→ **WHAT YOU ARE ASKED TO DO**:
An exact copy of every record is needed.

→ **RECORD LIST**:
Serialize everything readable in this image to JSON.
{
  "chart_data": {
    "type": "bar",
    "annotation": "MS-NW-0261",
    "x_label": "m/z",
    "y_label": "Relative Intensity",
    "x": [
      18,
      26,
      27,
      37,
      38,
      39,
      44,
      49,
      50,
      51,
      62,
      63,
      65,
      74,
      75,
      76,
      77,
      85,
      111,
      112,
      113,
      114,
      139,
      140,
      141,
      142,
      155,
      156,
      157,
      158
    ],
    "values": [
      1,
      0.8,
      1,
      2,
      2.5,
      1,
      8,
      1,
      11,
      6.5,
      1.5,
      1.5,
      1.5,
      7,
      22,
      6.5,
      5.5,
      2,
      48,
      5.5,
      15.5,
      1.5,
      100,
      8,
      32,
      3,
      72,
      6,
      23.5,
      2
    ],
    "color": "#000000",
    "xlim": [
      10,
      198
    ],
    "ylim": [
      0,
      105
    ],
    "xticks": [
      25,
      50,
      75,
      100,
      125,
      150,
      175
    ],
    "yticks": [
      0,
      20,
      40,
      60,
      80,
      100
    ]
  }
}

→ **THE ANSWER**:
Serialize everything readable in this image to JSON.
{
  "chart_data": {
    "type": "bar",
    "annotation": "MS-NW-0261",
    "x_label": "m/z",
    "y_label": "Relative Intensity",
    "x": [
      18,
      26,
      27,
      37,
      38,
      39,
      44,
      49,
      50,
      51,
      62,
      63,
      65,
      74,
      75,
      76,
      77,
      85,
      111,
      112,
      113,
      114,
      139,
      140,
      141,
      142,
      155,
      156,
      157,
      158
    ],
    "values": [
      1,
      0.8,
      1,
      2,
      2.5,
      1,
      8,
      1,
      11,
      6.5,
      1.5,
      1.5,
      1.5,
      7,
      22,
      6.5,
      5.5,
      2,
      48,
      5.5,
      15.5,
      1.5,
      100,
      8,
      32,
      3,
      72,
      6,
      23.5,
      2
    ],
    "color": "#000000",
    "xlim": [
      10,
      198
    ],
    "ylim": [
      0,
      105
    ],
    "xticks": [
      25,
      50,
      75,
      100,
      125,
      150,
      175
    ],
    "yticks": [
      0,
      20,
      40,
      60,
      80,
      100
    ]
  }
}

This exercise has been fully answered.